## YOUR OBJECTIVE
Please output the entries below as a Markdown table with columns No. and Line, starting at the first entry and stopping after the line that contains "episode-info: Nov 28, 2024". Number each row and leave out blank lines.
BEGIN TASK INPUTS
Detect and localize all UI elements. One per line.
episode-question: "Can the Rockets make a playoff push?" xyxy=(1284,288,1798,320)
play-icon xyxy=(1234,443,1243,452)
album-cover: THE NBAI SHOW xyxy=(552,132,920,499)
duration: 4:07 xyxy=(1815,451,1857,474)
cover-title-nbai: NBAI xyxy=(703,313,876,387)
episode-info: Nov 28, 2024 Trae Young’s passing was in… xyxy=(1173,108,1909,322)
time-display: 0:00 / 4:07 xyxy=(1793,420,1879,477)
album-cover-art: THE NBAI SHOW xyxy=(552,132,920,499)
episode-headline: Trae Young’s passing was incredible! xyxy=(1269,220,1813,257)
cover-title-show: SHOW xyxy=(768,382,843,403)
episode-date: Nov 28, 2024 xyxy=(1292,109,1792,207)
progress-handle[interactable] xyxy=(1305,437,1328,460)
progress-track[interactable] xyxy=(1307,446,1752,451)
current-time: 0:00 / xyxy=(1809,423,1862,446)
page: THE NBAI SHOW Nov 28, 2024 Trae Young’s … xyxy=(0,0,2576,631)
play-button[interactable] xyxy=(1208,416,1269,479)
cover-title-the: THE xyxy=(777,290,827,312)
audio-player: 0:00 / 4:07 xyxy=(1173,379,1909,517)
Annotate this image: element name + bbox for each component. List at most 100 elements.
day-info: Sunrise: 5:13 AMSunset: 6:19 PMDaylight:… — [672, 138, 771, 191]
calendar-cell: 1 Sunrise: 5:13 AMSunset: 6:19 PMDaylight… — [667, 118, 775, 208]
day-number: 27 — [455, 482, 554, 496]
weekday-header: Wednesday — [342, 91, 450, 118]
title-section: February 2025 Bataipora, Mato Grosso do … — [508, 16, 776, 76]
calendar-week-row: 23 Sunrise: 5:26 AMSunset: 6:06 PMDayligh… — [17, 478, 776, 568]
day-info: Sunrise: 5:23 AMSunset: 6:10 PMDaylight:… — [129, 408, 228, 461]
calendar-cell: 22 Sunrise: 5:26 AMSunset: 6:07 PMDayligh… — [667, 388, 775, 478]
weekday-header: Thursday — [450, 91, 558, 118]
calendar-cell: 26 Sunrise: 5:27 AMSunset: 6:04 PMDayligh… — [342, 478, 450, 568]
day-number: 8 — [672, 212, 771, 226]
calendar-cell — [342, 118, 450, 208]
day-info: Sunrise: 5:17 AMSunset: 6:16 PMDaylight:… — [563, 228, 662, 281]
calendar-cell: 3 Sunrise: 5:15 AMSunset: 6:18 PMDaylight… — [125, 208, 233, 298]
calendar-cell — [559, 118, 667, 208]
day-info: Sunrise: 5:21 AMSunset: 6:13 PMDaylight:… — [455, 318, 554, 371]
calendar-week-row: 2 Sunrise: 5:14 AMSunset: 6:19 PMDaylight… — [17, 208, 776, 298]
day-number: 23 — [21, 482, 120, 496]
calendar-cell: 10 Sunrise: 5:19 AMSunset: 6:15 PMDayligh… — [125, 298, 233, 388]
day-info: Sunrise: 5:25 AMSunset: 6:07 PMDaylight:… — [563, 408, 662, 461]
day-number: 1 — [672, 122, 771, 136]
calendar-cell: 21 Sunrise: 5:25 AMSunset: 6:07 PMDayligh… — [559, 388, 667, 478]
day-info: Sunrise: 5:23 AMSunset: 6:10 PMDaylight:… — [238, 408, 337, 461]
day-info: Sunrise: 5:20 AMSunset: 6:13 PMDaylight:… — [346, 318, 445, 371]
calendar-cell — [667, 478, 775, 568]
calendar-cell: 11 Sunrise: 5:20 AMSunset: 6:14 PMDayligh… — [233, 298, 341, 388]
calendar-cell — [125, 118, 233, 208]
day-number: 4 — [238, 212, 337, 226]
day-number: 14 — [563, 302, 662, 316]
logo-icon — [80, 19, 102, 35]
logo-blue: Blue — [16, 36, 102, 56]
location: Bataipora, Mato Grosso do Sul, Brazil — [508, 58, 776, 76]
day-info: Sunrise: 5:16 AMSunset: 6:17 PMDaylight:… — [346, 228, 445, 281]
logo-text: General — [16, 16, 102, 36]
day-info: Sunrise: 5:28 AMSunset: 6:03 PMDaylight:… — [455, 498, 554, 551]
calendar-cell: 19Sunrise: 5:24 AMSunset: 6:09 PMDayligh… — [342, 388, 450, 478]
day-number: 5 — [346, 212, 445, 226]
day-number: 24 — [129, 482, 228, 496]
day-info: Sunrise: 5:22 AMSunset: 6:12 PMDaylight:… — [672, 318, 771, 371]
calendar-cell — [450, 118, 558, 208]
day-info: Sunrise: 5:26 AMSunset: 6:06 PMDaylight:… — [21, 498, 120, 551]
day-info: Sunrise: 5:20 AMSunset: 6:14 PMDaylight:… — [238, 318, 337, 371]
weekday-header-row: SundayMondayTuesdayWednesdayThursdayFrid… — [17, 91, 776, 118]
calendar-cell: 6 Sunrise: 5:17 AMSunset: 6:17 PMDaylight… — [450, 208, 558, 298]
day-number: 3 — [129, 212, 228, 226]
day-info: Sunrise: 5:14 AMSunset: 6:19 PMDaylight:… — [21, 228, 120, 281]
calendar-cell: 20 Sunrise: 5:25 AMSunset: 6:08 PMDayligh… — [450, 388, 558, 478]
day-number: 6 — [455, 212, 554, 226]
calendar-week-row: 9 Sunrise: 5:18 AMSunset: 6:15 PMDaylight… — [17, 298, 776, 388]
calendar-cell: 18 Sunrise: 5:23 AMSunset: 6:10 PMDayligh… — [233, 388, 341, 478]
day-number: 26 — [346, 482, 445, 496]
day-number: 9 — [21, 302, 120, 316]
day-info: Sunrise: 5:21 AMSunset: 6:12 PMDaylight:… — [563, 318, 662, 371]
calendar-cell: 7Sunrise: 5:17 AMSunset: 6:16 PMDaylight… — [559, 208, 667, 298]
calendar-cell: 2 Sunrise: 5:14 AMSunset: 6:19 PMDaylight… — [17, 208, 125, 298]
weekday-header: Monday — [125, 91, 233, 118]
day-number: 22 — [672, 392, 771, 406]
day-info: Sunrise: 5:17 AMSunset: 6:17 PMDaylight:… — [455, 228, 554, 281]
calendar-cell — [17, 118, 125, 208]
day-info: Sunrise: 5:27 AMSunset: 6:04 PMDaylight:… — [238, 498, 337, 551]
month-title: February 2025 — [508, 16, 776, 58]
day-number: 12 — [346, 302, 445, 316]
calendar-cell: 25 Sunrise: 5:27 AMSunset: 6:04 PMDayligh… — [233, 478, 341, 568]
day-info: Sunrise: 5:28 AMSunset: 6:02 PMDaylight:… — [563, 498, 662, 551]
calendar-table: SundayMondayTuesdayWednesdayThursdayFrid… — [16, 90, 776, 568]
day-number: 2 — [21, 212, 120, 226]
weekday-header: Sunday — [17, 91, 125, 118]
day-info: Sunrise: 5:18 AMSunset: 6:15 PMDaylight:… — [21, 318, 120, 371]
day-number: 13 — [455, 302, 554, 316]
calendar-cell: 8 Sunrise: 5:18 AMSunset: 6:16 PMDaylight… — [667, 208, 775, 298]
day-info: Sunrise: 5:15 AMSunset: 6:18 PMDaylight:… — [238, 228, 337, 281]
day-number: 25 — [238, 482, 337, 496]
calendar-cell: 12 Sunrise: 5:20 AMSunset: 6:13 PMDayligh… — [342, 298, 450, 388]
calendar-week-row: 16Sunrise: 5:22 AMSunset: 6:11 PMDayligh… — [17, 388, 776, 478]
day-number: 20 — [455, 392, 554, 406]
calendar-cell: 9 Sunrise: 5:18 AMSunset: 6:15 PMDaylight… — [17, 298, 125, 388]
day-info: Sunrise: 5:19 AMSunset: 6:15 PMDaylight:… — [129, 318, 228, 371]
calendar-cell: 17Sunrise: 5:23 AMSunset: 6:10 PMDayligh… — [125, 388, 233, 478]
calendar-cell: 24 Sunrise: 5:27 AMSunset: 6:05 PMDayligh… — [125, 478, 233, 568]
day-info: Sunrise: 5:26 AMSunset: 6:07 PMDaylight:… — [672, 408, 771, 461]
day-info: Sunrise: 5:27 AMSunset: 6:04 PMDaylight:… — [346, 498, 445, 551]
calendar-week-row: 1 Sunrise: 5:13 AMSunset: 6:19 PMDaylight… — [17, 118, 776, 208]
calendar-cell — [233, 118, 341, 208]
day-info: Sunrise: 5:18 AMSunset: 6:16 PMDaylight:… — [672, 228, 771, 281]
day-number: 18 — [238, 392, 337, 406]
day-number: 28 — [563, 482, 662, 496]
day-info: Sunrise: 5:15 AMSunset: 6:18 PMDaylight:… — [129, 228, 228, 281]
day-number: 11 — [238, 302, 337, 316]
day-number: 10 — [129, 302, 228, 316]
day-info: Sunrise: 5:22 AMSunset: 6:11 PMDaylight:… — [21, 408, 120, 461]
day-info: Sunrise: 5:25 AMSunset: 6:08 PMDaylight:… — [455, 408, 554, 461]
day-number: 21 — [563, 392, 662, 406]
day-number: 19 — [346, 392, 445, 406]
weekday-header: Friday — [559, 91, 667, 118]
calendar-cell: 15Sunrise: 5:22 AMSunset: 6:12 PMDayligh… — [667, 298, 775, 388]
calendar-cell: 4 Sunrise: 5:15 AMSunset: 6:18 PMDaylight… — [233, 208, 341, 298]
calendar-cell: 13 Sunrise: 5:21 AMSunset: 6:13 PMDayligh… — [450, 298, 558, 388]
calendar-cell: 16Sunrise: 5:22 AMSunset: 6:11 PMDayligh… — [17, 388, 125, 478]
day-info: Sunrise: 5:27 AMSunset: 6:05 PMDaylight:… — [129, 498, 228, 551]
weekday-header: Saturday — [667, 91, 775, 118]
END TASK INPUTS
## THE COMPLETED TASK
| No. | Line |
|---|---|
| 1 | Detect and localize all UI elements. One per line. |
| 2 | episode-question: "Can the Rockets make a playoff push?" xyxy=(1284,288,1798,320) |
| 3 | play-icon xyxy=(1234,443,1243,452) |
| 4 | album-cover: THE NBAI SHOW xyxy=(552,132,920,499) |
| 5 | duration: 4:07 xyxy=(1815,451,1857,474) |
| 6 | cover-title-nbai: NBAI xyxy=(703,313,876,387) |
| 7 | episode-info: Nov 28, 2024 Trae Young’s passing was in… xyxy=(1173,108,1909,322) |